Omit the pictures, then write out every entry exactly as it reads.

# Records supplied:
================

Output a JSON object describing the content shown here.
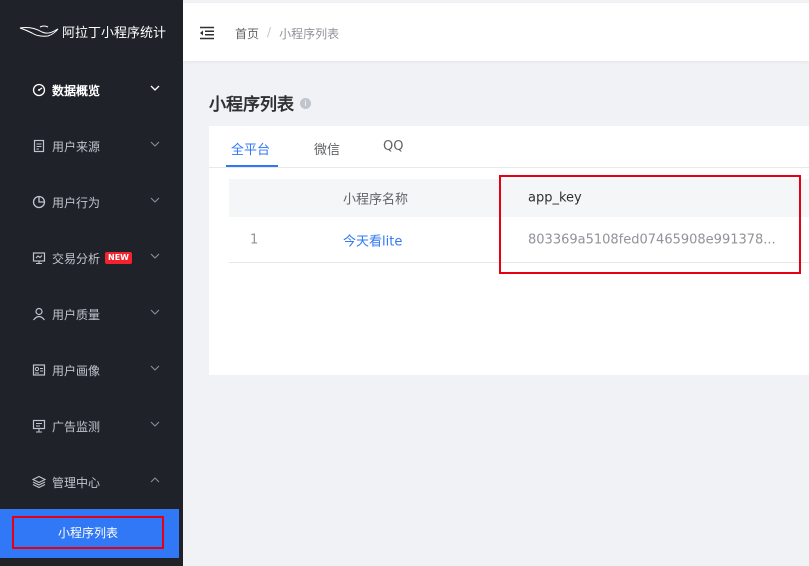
{
  "app": {
    "title": "阿拉丁小程序统计"
  },
  "sidebar": {
    "items": [
      {
        "label": "数据概览",
        "icon": "dashboard-icon"
      },
      {
        "label": "用户来源",
        "icon": "document-icon"
      },
      {
        "label": "用户行为",
        "icon": "pie-chart-icon"
      },
      {
        "label": "交易分析",
        "icon": "monitor-icon",
        "badge": "NEW"
      },
      {
        "label": "用户质量",
        "icon": "user-icon"
      },
      {
        "label": "用户画像",
        "icon": "profile-card-icon"
      },
      {
        "label": "广告监测",
        "icon": "billboard-icon"
      },
      {
        "label": "管理中心",
        "icon": "layers-icon",
        "expanded": true
      }
    ],
    "active_sub": "小程序列表"
  },
  "header": {
    "breadcrumb": [
      "首页",
      "小程序列表"
    ],
    "separator": "/"
  },
  "page": {
    "title": "小程序列表"
  },
  "tabs": [
    "全平台",
    "微信",
    "QQ"
  ],
  "active_tab": 0,
  "table": {
    "columns": [
      "",
      "小程序名称",
      "app_key"
    ],
    "rows": [
      {
        "index": "1",
        "name": "今天看lite",
        "app_key": "803369a5108fed07465908e991378..."
      }
    ]
  },
  "colors": {
    "accent": "#3178f6",
    "sidebar_bg": "#1f2229",
    "highlight": "#e60012",
    "badge": "#f5222d"
  }
}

================

# Expected answer:
Output a JSON object describing the content shown here.
{
  "app": {
    "title": "阿拉丁小程序统计"
  },
  "sidebar": {
    "items": [
      {
        "label": "数据概览",
        "icon": "dashboard-icon"
      },
      {
        "label": "用户来源",
        "icon": "document-icon"
      },
      {
        "label": "用户行为",
        "icon": "pie-chart-icon"
      },
      {
        "label": "交易分析",
        "icon": "monitor-icon",
        "badge": "NEW"
      },
      {
        "label": "用户质量",
        "icon": "user-icon"
      },
      {
        "label": "用户画像",
        "icon": "profile-card-icon"
      },
      {
        "label": "广告监测",
        "icon": "billboard-icon"
      },
      {
        "label": "管理中心",
        "icon": "layers-icon",
        "expanded": true
      }
    ],
    "active_sub": "小程序列表"
  },
  "header": {
    "breadcrumb": [
      "首页",
      "小程序列表"
    ],
    "separator": "/"
  },
  "page": {
    "title": "小程序列表"
  },
  "tabs": [
    "全平台",
    "微信",
    "QQ"
  ],
  "active_tab": 0,
  "table": {
    "columns": [
      "",
      "小程序名称",
      "app_key"
    ],
    "rows": [
      {
        "index": "1",
        "name": "今天看lite",
        "app_key": "803369a5108fed07465908e991378..."
      }
    ]
  },
  "colors": {
    "accent": "#3178f6",
    "sidebar_bg": "#1f2229",
    "highlight": "#e60012",
    "badge": "#f5222d"
  }
}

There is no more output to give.